#### GIVEN EXERCISE
Every line that includes the word "bountiful" is to be listed.

[Dataset records]
★ ★ ★

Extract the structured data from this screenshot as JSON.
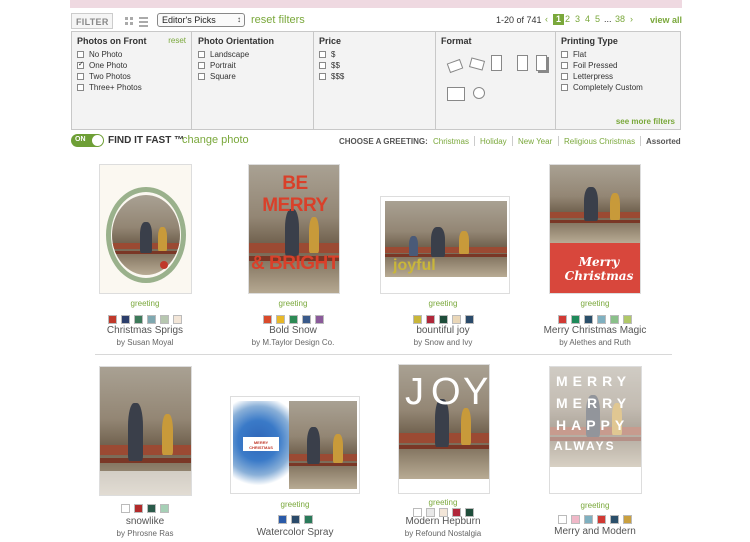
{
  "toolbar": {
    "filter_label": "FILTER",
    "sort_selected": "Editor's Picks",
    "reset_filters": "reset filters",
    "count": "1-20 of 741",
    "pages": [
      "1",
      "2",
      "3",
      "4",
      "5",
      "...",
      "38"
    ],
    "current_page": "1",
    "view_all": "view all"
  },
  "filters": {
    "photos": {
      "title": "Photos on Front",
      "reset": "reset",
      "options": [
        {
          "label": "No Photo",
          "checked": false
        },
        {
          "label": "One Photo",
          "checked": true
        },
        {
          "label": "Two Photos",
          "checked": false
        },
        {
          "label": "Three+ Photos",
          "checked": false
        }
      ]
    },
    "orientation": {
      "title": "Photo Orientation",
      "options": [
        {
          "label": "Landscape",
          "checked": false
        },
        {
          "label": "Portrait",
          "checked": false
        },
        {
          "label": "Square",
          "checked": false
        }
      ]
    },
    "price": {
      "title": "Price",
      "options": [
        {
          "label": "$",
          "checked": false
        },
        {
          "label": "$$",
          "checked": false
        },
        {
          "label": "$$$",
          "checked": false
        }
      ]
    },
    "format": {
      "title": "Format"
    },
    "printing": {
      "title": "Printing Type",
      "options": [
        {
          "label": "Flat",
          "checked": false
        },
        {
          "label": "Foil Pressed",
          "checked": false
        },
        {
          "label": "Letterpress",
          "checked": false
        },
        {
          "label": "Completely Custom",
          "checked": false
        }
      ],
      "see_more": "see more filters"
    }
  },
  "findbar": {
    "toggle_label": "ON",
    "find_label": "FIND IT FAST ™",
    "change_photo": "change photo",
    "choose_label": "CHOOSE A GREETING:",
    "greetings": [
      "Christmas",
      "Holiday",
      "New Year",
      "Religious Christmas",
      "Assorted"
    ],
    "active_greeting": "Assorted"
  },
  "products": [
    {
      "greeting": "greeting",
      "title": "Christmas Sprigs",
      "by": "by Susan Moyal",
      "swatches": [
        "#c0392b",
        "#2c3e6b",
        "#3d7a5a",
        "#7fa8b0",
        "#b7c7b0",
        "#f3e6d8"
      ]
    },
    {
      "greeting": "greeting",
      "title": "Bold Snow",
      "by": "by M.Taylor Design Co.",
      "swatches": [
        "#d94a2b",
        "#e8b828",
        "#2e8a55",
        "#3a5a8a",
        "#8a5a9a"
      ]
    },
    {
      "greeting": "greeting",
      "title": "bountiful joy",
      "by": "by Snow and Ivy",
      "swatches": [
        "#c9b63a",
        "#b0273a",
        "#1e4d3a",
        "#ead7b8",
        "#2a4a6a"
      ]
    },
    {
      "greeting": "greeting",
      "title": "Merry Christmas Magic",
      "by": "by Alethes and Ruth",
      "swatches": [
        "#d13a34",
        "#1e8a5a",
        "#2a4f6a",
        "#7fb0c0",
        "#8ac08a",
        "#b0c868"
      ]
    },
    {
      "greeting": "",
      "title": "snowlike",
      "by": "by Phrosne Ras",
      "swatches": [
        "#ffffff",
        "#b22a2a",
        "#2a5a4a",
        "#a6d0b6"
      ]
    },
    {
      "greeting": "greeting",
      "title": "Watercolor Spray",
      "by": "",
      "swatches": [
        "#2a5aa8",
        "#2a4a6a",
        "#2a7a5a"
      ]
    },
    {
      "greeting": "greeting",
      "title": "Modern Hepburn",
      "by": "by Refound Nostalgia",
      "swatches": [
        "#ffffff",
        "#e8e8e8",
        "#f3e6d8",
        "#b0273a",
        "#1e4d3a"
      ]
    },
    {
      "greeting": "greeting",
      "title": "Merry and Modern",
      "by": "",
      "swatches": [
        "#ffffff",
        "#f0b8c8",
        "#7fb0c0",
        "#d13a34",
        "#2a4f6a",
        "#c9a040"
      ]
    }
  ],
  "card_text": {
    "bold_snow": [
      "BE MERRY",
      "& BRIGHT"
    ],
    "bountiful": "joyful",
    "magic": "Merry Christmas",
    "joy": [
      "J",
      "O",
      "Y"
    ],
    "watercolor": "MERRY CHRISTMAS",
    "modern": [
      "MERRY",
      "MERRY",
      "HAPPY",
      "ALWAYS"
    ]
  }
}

★ ★ ★

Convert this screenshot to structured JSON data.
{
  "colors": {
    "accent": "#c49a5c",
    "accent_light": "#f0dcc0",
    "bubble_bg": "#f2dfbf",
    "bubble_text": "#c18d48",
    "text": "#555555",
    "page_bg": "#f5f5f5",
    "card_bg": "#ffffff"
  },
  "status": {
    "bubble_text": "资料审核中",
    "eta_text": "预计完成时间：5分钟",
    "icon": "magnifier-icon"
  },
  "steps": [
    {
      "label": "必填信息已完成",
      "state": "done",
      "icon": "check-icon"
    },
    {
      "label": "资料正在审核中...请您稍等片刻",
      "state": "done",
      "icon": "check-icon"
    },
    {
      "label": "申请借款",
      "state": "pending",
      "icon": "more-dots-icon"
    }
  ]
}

★ ★ ★

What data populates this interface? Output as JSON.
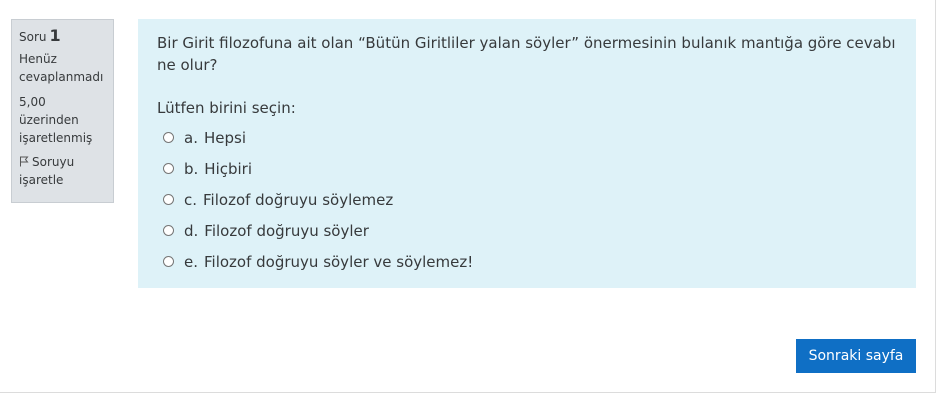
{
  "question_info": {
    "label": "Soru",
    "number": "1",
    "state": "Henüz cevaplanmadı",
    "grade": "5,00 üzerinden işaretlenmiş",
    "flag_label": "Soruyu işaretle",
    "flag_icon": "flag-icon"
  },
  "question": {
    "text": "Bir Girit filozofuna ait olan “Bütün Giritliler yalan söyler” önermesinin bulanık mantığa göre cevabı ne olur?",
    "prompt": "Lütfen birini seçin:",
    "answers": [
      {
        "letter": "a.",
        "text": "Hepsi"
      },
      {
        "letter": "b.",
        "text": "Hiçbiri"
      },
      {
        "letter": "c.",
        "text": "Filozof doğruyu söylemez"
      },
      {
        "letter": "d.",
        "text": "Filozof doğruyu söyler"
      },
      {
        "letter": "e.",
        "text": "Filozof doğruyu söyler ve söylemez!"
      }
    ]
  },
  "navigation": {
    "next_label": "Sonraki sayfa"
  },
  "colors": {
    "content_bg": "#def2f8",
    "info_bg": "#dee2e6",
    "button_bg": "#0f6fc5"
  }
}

★ ★ ★

#### EXPECTED ANSWER
      "title": "bountiful joy",
    "bountiful": "joyful",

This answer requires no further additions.